Lay out every line of the items below as a JSON list of strings, one string per line, skipping blank lines and leaving out the pictures.

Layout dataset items
☆ ☆ ☆ ☆ ☆
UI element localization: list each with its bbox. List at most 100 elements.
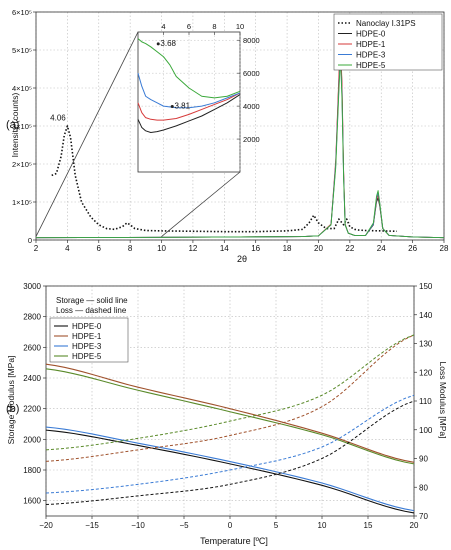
inset-series-line-3 bbox=[137, 38, 241, 99]
legend-b-label-3: HDPE-5 bbox=[72, 352, 102, 361]
b-x-tick-label-7: 15 bbox=[364, 521, 373, 530]
panel-a-label: (a) bbox=[6, 119, 19, 131]
loss-line-2 bbox=[45, 394, 415, 494]
inset-series-line-0 bbox=[137, 94, 241, 133]
inset-zoom-line-left bbox=[35, 31, 139, 237]
panel-b-label: (b) bbox=[6, 403, 19, 415]
b-x-tick-label-5: 5 bbox=[274, 521, 279, 530]
panel-b: (b) Storage Modulus [MPa] Loss Modulus [… bbox=[6, 282, 448, 546]
inset-y-tick-label-0: 2000 bbox=[243, 135, 260, 144]
inset-x-ticks: 4 6 8 10 bbox=[161, 22, 244, 35]
x-tick-label-8: 18 bbox=[283, 244, 292, 253]
panel-b-x-ticks: −20 −15 −10 −5 0 5 10 15 20 bbox=[39, 516, 419, 530]
y-tick-label-0: 0 bbox=[28, 236, 32, 245]
panel-a-y-axis-label: Intensity (counts) bbox=[10, 92, 20, 157]
inset-y-tick-label-1: 4000 bbox=[243, 102, 260, 111]
x-tick-label-4: 10 bbox=[157, 244, 166, 253]
legend-b-label-2: HDPE-3 bbox=[72, 342, 102, 351]
panel-a: (a) Intensity (counts) 2θ 2 4 6 8 10 12 14 16 18… bbox=[6, 8, 449, 264]
b-y-tick-label-5: 2600 bbox=[23, 343, 41, 352]
x-tick-label-1: 4 bbox=[65, 244, 70, 253]
b-right-y-tick-label-4: 110 bbox=[419, 397, 432, 406]
inset-y-tick-label-2: 6000 bbox=[243, 69, 260, 78]
b-right-y-tick-label-6: 130 bbox=[419, 340, 433, 349]
y-tick-label-1: 1×10⁵ bbox=[12, 198, 32, 207]
inset-annotation-1: 3.81 bbox=[174, 101, 190, 110]
b-y-tick-label-2: 2000 bbox=[23, 435, 41, 444]
panel-b-y-axis-label: Storage Modulus [MPa] bbox=[6, 356, 16, 445]
inset-grid bbox=[138, 32, 241, 172]
x-tick-label-13: 28 bbox=[440, 244, 449, 253]
x-tick-label-5: 12 bbox=[188, 244, 197, 253]
panel-a-legend-box bbox=[333, 13, 443, 71]
y-tick-label-5: 5×10⁵ bbox=[12, 46, 32, 55]
storage-line-2 bbox=[45, 426, 415, 512]
y-tick-label-6: 6×10⁵ bbox=[12, 8, 32, 17]
b-right-y-tick-label-0: 70 bbox=[419, 512, 428, 521]
loss-line-0 bbox=[45, 400, 415, 505]
b-x-tick-label-8: 20 bbox=[410, 521, 419, 530]
b-right-y-tick-label-7: 140 bbox=[419, 311, 433, 320]
x-tick-label-0: 2 bbox=[34, 244, 39, 253]
x-tick-label-6: 14 bbox=[220, 244, 229, 253]
legend-b-label-0: HDPE-0 bbox=[72, 322, 102, 331]
inset-x-tick-label-3: 10 bbox=[236, 22, 244, 31]
b-x-tick-label-0: −20 bbox=[39, 521, 53, 530]
panel-b-y-ticks: 1600 1800 2000 2200 2400 2600 2800 3000 bbox=[23, 282, 46, 506]
b-x-tick-label-6: 10 bbox=[318, 521, 327, 530]
b-y-tick-label-7: 3000 bbox=[23, 282, 41, 291]
inset-annotation-0: 3.68 bbox=[160, 39, 176, 48]
panel-b-legend-box bbox=[49, 317, 129, 363]
x-tick-label-9: 20 bbox=[314, 244, 323, 253]
x-tick-label-12: 26 bbox=[408, 244, 417, 253]
b-x-tick-label-1: −15 bbox=[85, 521, 99, 530]
loss-line-1 bbox=[45, 334, 415, 462]
inset-x-tick-label-0: 4 bbox=[161, 22, 165, 31]
b-x-tick-label-3: −5 bbox=[179, 521, 189, 530]
legend-a-label-1: HDPE-0 bbox=[356, 30, 386, 39]
inset-x-tick-label-2: 8 bbox=[212, 22, 216, 31]
panel-a-x-axis-label: 2θ bbox=[237, 254, 247, 264]
storage-line-1 bbox=[45, 363, 415, 463]
y-tick-label-4: 4×10⁵ bbox=[12, 84, 32, 93]
panel-b-series bbox=[45, 334, 415, 514]
series-line-4 bbox=[35, 57, 445, 239]
b-right-y-tick-label-1: 80 bbox=[419, 483, 428, 492]
legend-b-label-1: HDPE-1 bbox=[72, 332, 102, 341]
panel-a-y-ticks: 0 1×10⁵ 2×10⁵ 3×10⁵ 4×10⁵ 5×10⁵ 6×10⁵ bbox=[12, 8, 36, 245]
inset-x-tick-label-1: 6 bbox=[187, 22, 191, 31]
x-tick-label-11: 24 bbox=[377, 244, 386, 253]
b-y-tick-label-4: 2400 bbox=[23, 374, 41, 383]
b-y-tick-label-3: 2200 bbox=[23, 405, 41, 414]
y-tick-label-2: 2×10⁵ bbox=[12, 160, 32, 169]
panel-a-inset: 4 6 8 10 2000 4000 6000 8000 3.68 3.81 bbox=[137, 22, 260, 173]
inset-annotation-marker-0 bbox=[156, 42, 160, 46]
inset-series-line-2 bbox=[137, 73, 241, 109]
b-right-y-tick-label-2: 90 bbox=[419, 455, 428, 464]
loss-line-3 bbox=[45, 334, 415, 451]
panel-b-x-axis-label: Temperature [ºC] bbox=[200, 536, 268, 546]
b-right-y-tick-label-8: 150 bbox=[419, 282, 433, 291]
x-tick-label-10: 22 bbox=[345, 244, 354, 253]
annotation-0: 4.06 bbox=[50, 113, 66, 122]
inset-y-ticks: 2000 4000 6000 8000 bbox=[237, 36, 260, 144]
x-tick-label-7: 16 bbox=[251, 244, 260, 253]
storage-line-3 bbox=[45, 368, 415, 465]
panel-a-series bbox=[35, 38, 445, 239]
panel-a-annotations: 4.06 bbox=[50, 113, 66, 122]
b-right-y-tick-label-5: 120 bbox=[419, 368, 433, 377]
x-tick-label-2: 6 bbox=[97, 244, 102, 253]
b-x-tick-label-2: −10 bbox=[131, 521, 145, 530]
inset-series bbox=[137, 38, 241, 133]
inset-zoom-line-right bbox=[161, 171, 241, 237]
legend-a-label-0: Nanoclay I.31PS bbox=[356, 19, 416, 28]
note-storage: Storage — solid line bbox=[56, 296, 128, 305]
b-y-tick-label-1: 1800 bbox=[23, 466, 41, 475]
b-y-tick-label-6: 2800 bbox=[23, 313, 41, 322]
inset-annotations: 3.68 3.81 bbox=[156, 39, 191, 110]
panel-a-x-ticks: 2 4 6 8 10 12 14 16 18 20 22 24 26 28 bbox=[34, 240, 449, 253]
x-tick-label-3: 8 bbox=[128, 244, 133, 253]
legend-a-label-4: HDPE-5 bbox=[356, 61, 386, 70]
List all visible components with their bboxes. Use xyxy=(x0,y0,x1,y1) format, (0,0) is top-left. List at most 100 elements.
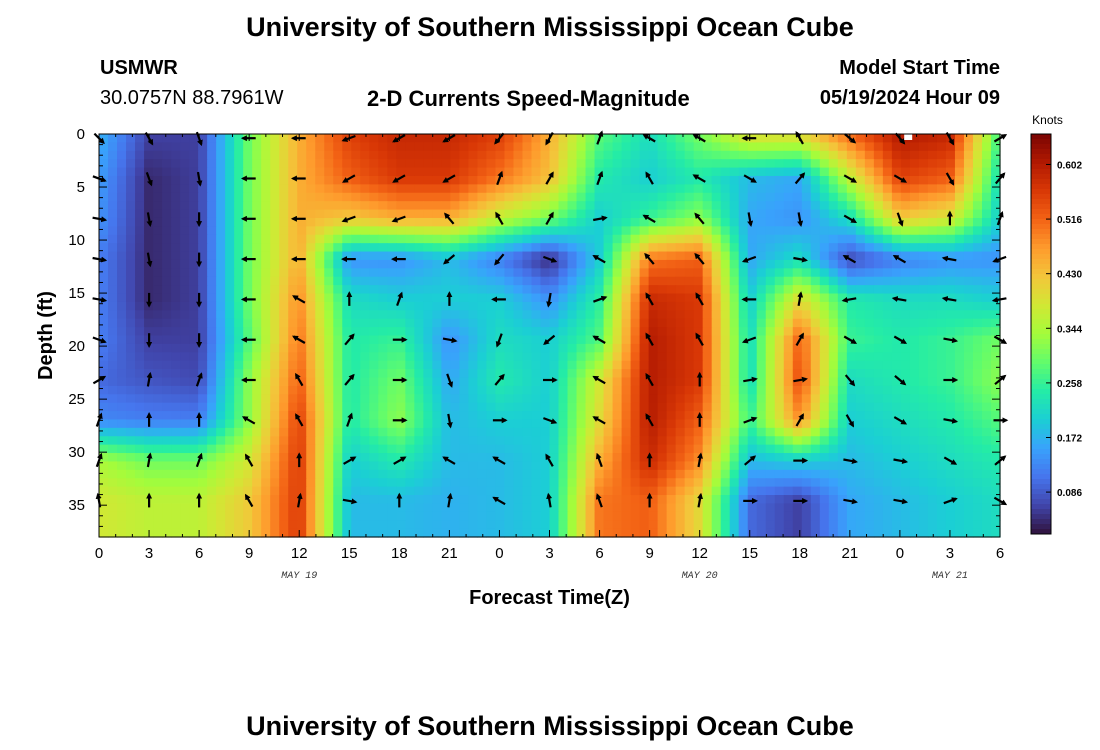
☆ ☆ ☆ ☆ ☆
Complete answer:
[
  "UI element localization: list each with its bbox. List at most 100 elements.",
  "inset-series-line-3 bbox=[137, 38, 241, 99]",
  "legend-b-label-3: HDPE-5 bbox=[72, 352, 102, 361]",
  "b-x-tick-label-7: 15 bbox=[364, 521, 373, 530]",
  "panel-a-label: (a) bbox=[6, 119, 19, 131]",
  "loss-line-2 bbox=[45, 394, 415, 494]",
  "inset-series-line-0 bbox=[137, 94, 241, 133]",
  "inset-zoom-line-left bbox=[35, 31, 139, 237]",
  "panel-b-label: (b) bbox=[6, 403, 19, 415]",
  "b-x-tick-label-5: 5 bbox=[274, 521, 279, 530]",
  "panel-b: (b) Storage Modulus [MPa] Loss Modulus [… bbox=[6, 282, 448, 546]",
  "inset-y-tick-label-0: 2000 bbox=[243, 135, 260, 144]",
  "inset-x-ticks: 4 6 8 10 bbox=[161, 22, 244, 35]",
  "x-tick-label-8: 18 bbox=[283, 244, 292, 253]",
  "panel-b-x-ticks: −20 −15 −10 −5 0 5 10 15 20 bbox=[39, 516, 419, 530]",
  "y-tick-label-0: 0 bbox=[28, 236, 32, 245]",
  "panel-a-y-axis-label: Intensity (counts) bbox=[10, 92, 20, 157]",
  "inset-y-tick-label-1: 4000 bbox=[243, 102, 260, 111]",
  "x-tick-label-4: 10 bbox=[157, 244, 166, 253]",
  "legend-b-label-2: HDPE-3 bbox=[72, 342, 102, 351]",
  "panel-a: (a) Intensity (counts) 2θ 2 4 6 8 10 12 14 16 18… bbox=[6, 8, 449, 264]",
  "b-y-tick-label-5: 2600 bbox=[23, 343, 41, 352]",
  "x-tick-label-1: 4 bbox=[65, 244, 70, 253]",
  "b-right-y-tick-label-4: 110 bbox=[419, 397, 432, 406]",
  "inset-y-tick-label-2: 6000 bbox=[243, 69, 260, 78]",
  "b-right-y-tick-label-6: 130 bbox=[419, 340, 433, 349]",
  "y-tick-label-1: 1×10⁵ bbox=[12, 198, 32, 207]",
  "inset-annotation-1: 3.81 bbox=[174, 101, 190, 110]",
  "b-y-tick-label-2: 2000 bbox=[23, 435, 41, 444]",
  "panel-b-y-axis-label: Storage Modulus [MPa] bbox=[6, 356, 16, 445]",
  "inset-grid bbox=[138, 32, 241, 172]",
  "x-tick-label-13: 28 bbox=[440, 244, 449, 253]",
  "x-tick-label-5: 12 bbox=[188, 244, 197, 253]",
  "panel-a-legend-box bbox=[333, 13, 443, 71]",
  "y-tick-label-5: 5×10⁵ bbox=[12, 46, 32, 55]",
  "storage-line-2 bbox=[45, 426, 415, 512]",
  "y-tick-label-6: 6×10⁵ bbox=[12, 8, 32, 17]",
  "b-right-y-tick-label-0: 70 bbox=[419, 512, 428, 521]",
  "loss-line-0 bbox=[45, 400, 415, 505]",
  "b-x-tick-label-8: 20 bbox=[410, 521, 419, 530]",
  "b-right-y-tick-label-7: 140 bbox=[419, 311, 433, 320]",
  "x-tick-label-0: 2 bbox=[34, 244, 39, 253]",
  "x-tick-label-6: 14 bbox=[220, 244, 229, 253]",
  "legend-b-label-0: HDPE-0 bbox=[72, 322, 102, 331]",
  "inset-x-tick-label-3: 10 bbox=[236, 22, 244, 31]",
  "b-x-tick-label-0: −20 bbox=[39, 521, 53, 530]",
  "panel-b-y-ticks: 1600 1800 2000 2200 2400 2600 2800 3000 bbox=[23, 282, 46, 506]",
  "b-x-tick-label-6: 10 bbox=[318, 521, 327, 530]",
  "b-y-tick-label-7: 3000 bbox=[23, 282, 41, 291]",
  "inset-annotation-0: 3.68 bbox=[160, 39, 176, 48]",
  "panel-b-legend-box bbox=[49, 317, 129, 363]",
  "x-tick-label-9: 20 bbox=[314, 244, 323, 253]",
  "x-tick-label-12: 26 bbox=[408, 244, 417, 253]",
  "b-x-tick-label-1: −15 bbox=[85, 521, 99, 530]",
  "loss-line-1 bbox=[45, 334, 415, 462]",
  "inset-x-tick-label-0: 4 bbox=[161, 22, 165, 31]",
  "b-x-tick-label-3: −5 bbox=[179, 521, 189, 530]",
  "legend-a-label-1: HDPE-0 bbox=[356, 30, 386, 39]",
  "inset-x-tick-label-2: 8 bbox=[212, 22, 216, 31]",
  "panel-a-x-axis-label: 2θ bbox=[237, 254, 247, 264]",
  "storage-line-1 bbox=[45, 363, 415, 463]",
  "y-tick-label-4: 4×10⁵ bbox=[12, 84, 32, 93]",
  "panel-b-series bbox=[45, 334, 415, 514]",
  "series-line-4 bbox=[35, 57, 445, 239]",
  "b-right-y-tick-label-1: 80 bbox=[419, 483, 428, 492]",
  "legend-b-label-1: HDPE-1 bbox=[72, 332, 102, 341]",
  "panel-a-y-ticks: 0 1×10⁵ 2×10⁵ 3×10⁵ 4×10⁵ 5×10⁵ 6×10⁵ bbox=[12, 8, 36, 245]",
  "inset-x-tick-label-1: 6 bbox=[187, 22, 191, 31]",
  "x-tick-label-11: 24 bbox=[377, 244, 386, 253]",
  "b-y-tick-label-4: 2400 bbox=[23, 374, 41, 383]",
  "b-y-tick-label-3: 2200 bbox=[23, 405, 41, 414]",
  "y-tick-label-2: 2×10⁵ bbox=[12, 160, 32, 169]",
  "panel-a-inset: 4 6 8 10 2000 4000 6000 8000 3.68 3.81 bbox=[137, 22, 260, 173]",
  "inset-annotation-marker-0 bbox=[156, 42, 160, 46]",
  "inset-series-line-2 bbox=[137, 73, 241, 109]",
  "b-right-y-tick-label-2: 90 bbox=[419, 455, 428, 464]",
  "loss-line-3 bbox=[45, 334, 415, 451]",
  "panel-b-x-axis-label: Temperature [ºC] bbox=[200, 536, 268, 546]",
  "b-right-y-tick-label-8: 150 bbox=[419, 282, 433, 291]",
  "x-tick-label-10: 22 bbox=[345, 244, 354, 253]",
  "annotation-0: 4.06 bbox=[50, 113, 66, 122]",
  "inset-y-ticks: 2000 4000 6000 8000 bbox=[237, 36, 260, 144]",
  "x-tick-label-7: 16 bbox=[251, 244, 260, 253]",
  "storage-line-3 bbox=[45, 368, 415, 465]",
  "panel-a-series bbox=[35, 38, 445, 239]",
  "panel-a-annotations: 4.06 bbox=[50, 113, 66, 122]",
  "b-right-y-tick-label-5: 120 bbox=[419, 368, 433, 377]",
  "x-tick-label-2: 6 bbox=[97, 244, 102, 253]",
  "b-x-tick-label-2: −10 bbox=[131, 521, 145, 530]",
  "inset-series bbox=[137, 38, 241, 133]",
  "inset-zoom-line-right bbox=[161, 171, 241, 237]",
  "legend-a-label-0: Nanoclay I.31PS bbox=[356, 19, 416, 28]",
  "note-storage: Storage — solid line bbox=[56, 296, 128, 305]",
  "b-y-tick-label-1: 1800 bbox=[23, 466, 41, 475]",
  "b-y-tick-label-6: 2800 bbox=[23, 313, 41, 322]",
  "inset-annotations: 3.68 3.81 bbox=[156, 39, 191, 110]",
  "panel-a-x-ticks: 2 4 6 8 10 12 14 16 18 20 22 24 26 28 bbox=[34, 240, 449, 253]",
  "x-tick-label-3: 8 bbox=[128, 244, 133, 253]",
  "legend-a-label-4: HDPE-5 bbox=[356, 61, 386, 70]",
  "List all visible components with their bboxes. Use xyxy=(x0,y0,x1,y1) format, (0,0) is top-left. List at most 100 elements."
]